Dataset excerpts:
---

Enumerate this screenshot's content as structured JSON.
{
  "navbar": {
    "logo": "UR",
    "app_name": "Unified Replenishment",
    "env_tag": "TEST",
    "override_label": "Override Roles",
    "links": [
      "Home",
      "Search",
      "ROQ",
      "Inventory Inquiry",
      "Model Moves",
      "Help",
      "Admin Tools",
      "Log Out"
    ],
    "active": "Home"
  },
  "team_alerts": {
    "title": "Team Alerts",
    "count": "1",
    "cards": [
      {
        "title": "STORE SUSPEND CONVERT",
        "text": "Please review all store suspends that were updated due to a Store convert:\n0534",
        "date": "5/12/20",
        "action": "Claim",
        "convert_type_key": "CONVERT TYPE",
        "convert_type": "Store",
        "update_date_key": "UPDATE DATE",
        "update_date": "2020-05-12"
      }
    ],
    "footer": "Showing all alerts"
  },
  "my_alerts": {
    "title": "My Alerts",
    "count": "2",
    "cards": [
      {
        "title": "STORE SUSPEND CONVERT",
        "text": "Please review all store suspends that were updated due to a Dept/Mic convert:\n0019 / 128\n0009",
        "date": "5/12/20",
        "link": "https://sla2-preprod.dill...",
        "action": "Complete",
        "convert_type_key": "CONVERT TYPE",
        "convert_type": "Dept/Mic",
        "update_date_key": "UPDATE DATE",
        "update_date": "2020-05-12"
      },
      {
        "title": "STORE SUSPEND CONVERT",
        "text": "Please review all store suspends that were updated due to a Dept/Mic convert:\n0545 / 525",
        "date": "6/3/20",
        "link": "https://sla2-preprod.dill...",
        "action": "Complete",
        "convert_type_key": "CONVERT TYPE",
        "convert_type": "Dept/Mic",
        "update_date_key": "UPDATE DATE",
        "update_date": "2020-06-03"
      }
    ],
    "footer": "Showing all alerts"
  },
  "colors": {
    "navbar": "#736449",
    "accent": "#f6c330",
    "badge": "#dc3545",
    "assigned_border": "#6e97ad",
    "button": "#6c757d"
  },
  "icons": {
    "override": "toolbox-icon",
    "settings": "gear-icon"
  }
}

---

TASK REQUIREMENTS: Using the entries above, find all lines with "Dept". Copy them.

THE ANSWER:
        "text": "Please review all store suspends that were updated due to a Dept/Mic convert:\n0019 / 128\n0009",
        "convert_type": "Dept/Mic",
        "text": "Please review all store suspends that were updated due to a Dept/Mic convert:\n0545 / 525",
        "convert_type": "Dept/Mic",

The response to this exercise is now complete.